TASK STATEMENT
Beneath this sentence is a set of records; write each of them out exactly.
┄┄┄┄┄┄┄┄┄┄
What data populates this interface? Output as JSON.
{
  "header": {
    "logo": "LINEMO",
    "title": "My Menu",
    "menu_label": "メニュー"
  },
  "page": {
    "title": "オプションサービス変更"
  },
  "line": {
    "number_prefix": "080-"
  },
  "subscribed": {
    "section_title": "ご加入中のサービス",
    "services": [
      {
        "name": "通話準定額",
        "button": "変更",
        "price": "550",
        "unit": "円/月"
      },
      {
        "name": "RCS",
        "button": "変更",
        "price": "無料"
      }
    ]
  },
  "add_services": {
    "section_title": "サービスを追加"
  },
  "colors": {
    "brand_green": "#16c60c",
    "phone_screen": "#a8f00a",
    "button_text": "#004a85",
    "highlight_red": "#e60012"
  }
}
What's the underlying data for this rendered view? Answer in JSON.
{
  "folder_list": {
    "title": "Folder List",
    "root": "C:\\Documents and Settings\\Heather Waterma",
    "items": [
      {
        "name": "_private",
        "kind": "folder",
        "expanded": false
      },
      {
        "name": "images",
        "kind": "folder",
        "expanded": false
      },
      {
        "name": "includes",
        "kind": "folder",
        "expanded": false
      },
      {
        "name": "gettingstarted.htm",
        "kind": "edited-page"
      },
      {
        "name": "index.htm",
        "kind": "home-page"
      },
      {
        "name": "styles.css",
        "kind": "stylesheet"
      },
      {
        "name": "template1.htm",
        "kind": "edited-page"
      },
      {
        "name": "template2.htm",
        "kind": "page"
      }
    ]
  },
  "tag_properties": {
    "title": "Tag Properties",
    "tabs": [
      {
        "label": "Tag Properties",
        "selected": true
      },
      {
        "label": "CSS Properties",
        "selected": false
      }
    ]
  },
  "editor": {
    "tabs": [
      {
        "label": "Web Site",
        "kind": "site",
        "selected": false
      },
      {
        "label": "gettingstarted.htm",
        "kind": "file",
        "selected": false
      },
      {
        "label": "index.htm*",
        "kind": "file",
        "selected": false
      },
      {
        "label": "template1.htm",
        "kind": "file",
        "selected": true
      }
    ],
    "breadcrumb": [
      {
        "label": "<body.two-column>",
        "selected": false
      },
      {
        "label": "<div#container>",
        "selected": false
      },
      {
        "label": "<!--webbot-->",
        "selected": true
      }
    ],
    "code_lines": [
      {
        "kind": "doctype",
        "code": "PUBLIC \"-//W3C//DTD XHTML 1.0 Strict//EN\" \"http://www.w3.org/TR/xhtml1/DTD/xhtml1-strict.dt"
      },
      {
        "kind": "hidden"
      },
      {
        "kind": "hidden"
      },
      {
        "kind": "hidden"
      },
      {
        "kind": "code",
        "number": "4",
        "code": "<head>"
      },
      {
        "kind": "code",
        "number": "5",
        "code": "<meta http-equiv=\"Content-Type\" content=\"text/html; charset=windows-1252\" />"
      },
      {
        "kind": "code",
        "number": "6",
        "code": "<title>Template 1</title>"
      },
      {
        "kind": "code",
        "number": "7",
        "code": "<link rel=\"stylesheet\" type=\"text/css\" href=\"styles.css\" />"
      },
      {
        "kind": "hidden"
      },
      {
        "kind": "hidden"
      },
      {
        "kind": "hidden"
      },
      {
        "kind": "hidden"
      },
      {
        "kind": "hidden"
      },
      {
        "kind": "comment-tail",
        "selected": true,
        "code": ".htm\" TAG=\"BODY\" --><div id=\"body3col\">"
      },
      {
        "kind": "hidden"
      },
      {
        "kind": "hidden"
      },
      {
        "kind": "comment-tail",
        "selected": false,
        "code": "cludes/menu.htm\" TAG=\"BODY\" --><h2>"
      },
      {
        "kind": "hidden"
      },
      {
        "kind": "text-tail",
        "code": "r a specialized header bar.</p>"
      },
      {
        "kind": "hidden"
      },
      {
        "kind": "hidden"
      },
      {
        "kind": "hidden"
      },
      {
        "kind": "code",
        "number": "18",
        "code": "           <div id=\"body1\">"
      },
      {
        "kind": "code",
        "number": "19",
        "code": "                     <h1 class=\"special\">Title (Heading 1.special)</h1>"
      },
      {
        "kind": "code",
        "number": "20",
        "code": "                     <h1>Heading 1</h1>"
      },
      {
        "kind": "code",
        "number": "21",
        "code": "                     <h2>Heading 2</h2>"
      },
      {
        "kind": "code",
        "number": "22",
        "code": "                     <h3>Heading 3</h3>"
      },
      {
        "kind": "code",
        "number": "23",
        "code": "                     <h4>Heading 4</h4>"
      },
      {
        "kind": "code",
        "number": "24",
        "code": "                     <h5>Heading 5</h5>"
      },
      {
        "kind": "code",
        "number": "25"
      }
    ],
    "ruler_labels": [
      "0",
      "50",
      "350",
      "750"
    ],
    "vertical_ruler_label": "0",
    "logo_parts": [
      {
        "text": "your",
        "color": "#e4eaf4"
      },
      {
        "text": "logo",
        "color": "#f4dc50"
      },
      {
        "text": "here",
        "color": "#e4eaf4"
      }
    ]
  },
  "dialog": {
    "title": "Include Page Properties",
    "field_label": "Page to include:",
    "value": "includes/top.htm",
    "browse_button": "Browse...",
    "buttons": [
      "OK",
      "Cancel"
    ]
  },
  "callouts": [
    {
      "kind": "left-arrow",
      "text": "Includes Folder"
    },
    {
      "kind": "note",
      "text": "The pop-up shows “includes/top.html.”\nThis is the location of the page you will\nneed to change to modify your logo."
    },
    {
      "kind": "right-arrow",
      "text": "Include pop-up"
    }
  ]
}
┄┄┄┄┄┄┄┄┄┄
RESPONSE BELOW
What data populates this interface? Output as JSON.
{
  "header": {
    "logo": "LINEMO",
    "title": "My Menu",
    "menu_label": "メニュー"
  },
  "page": {
    "title": "オプションサービス変更"
  },
  "line": {
    "number_prefix": "080-"
  },
  "subscribed": {
    "section_title": "ご加入中のサービス",
    "services": [
      {
        "name": "通話準定額",
        "button": "変更",
        "price": "550",
        "unit": "円/月"
      },
      {
        "name": "RCS",
        "button": "変更",
        "price": "無料"
      }
    ]
  },
  "add_services": {
    "section_title": "サービスを追加"
  },
  "colors": {
    "brand_green": "#16c60c",
    "phone_screen": "#a8f00a",
    "button_text": "#004a85",
    "highlight_red": "#e60012"
  }
}
What's the underlying data for this rendered view? Answer in JSON.
{
  "folder_list": {
    "title": "Folder List",
    "root": "C:\\Documents and Settings\\Heather Waterma",
    "items": [
      {
        "name": "_private",
        "kind": "folder",
        "expanded": false
      },
      {
        "name": "images",
        "kind": "folder",
        "expanded": false
      },
      {
        "name": "includes",
        "kind": "folder",
        "expanded": false
      },
      {
        "name": "gettingstarted.htm",
        "kind": "edited-page"
      },
      {
        "name": "index.htm",
        "kind": "home-page"
      },
      {
        "name": "styles.css",
        "kind": "stylesheet"
      },
      {
        "name": "template1.htm",
        "kind": "edited-page"
      },
      {
        "name": "template2.htm",
        "kind": "page"
      }
    ]
  },
  "tag_properties": {
    "title": "Tag Properties",
    "tabs": [
      {
        "label": "Tag Properties",
        "selected": true
      },
      {
        "label": "CSS Properties",
        "selected": false
      }
    ]
  },
  "editor": {
    "tabs": [
      {
        "label": "Web Site",
        "kind": "site",
        "selected": false
      },
      {
        "label": "gettingstarted.htm",
        "kind": "file",
        "selected": false
      },
      {
        "label": "index.htm*",
        "kind": "file",
        "selected": false
      },
      {
        "label": "template1.htm",
        "kind": "file",
        "selected": true
      }
    ],
    "breadcrumb": [
      {
        "label": "<body.two-column>",
        "selected": false
      },
      {
        "label": "<div#container>",
        "selected": false
      },
      {
        "label": "<!--webbot-->",
        "selected": true
      }
    ],
    "code_lines": [
      {
        "kind": "doctype",
        "code": "PUBLIC \"-//W3C//DTD XHTML 1.0 Strict//EN\" \"http://www.w3.org/TR/xhtml1/DTD/xhtml1-strict.dt"
      },
      {
        "kind": "hidden"
      },
      {
        "kind": "hidden"
      },
      {
        "kind": "hidden"
      },
      {
        "kind": "code",
        "number": "4",
        "code": "<head>"
      },
      {
        "kind": "code",
        "number": "5",
        "code": "<meta http-equiv=\"Content-Type\" content=\"text/html; charset=windows-1252\" />"
      },
      {
        "kind": "code",
        "number": "6",
        "code": "<title>Template 1</title>"
      },
      {
        "kind": "code",
        "number": "7",
        "code": "<link rel=\"stylesheet\" type=\"text/css\" href=\"styles.css\" />"
      },
      {
        "kind": "hidden"
      },
      {
        "kind": "hidden"
      },
      {
        "kind": "hidden"
      },
      {
        "kind": "hidden"
      },
      {
        "kind": "hidden"
      },
      {
        "kind": "comment-tail",
        "selected": true,
        "code": ".htm\" TAG=\"BODY\" --><div id=\"body3col\">"
      },
      {
        "kind": "hidden"
      },
      {
        "kind": "hidden"
      },
      {
        "kind": "comment-tail",
        "selected": false,
        "code": "cludes/menu.htm\" TAG=\"BODY\" --><h2>"
      },
      {
        "kind": "hidden"
      },
      {
        "kind": "text-tail",
        "code": "r a specialized header bar.</p>"
      },
      {
        "kind": "hidden"
      },
      {
        "kind": "hidden"
      },
      {
        "kind": "hidden"
      },
      {
        "kind": "code",
        "number": "18",
        "code": "           <div id=\"body1\">"
      },
      {
        "kind": "code",
        "number": "19",
        "code": "                     <h1 class=\"special\">Title (Heading 1.special)</h1>"
      },
      {
        "kind": "code",
        "number": "20",
        "code": "                     <h1>Heading 1</h1>"
      },
      {
        "kind": "code",
        "number": "21",
        "code": "                     <h2>Heading 2</h2>"
      },
      {
        "kind": "code",
        "number": "22",
        "code": "                     <h3>Heading 3</h3>"
      },
      {
        "kind": "code",
        "number": "23",
        "code": "                     <h4>Heading 4</h4>"
      },
      {
        "kind": "code",
        "number": "24",
        "code": "                     <h5>Heading 5</h5>"
      },
      {
        "kind": "code",
        "number": "25"
      }
    ],
    "ruler_labels": [
      "0",
      "50",
      "350",
      "750"
    ],
    "vertical_ruler_label": "0",
    "logo_parts": [
      {
        "text": "your",
        "color": "#e4eaf4"
      },
      {
        "text": "logo",
        "color": "#f4dc50"
      },
      {
        "text": "here",
        "color": "#e4eaf4"
      }
    ]
  },
  "dialog": {
    "title": "Include Page Properties",
    "field_label": "Page to include:",
    "value": "includes/top.htm",
    "browse_button": "Browse...",
    "buttons": [
      "OK",
      "Cancel"
    ]
  },
  "callouts": [
    {
      "kind": "left-arrow",
      "text": "Includes Folder"
    },
    {
      "kind": "note",
      "text": "The pop-up shows “includes/top.html.”\nThis is the location of the page you will\nneed to change to modify your logo."
    },
    {
      "kind": "right-arrow",
      "text": "Include pop-up"
    }
  ]
}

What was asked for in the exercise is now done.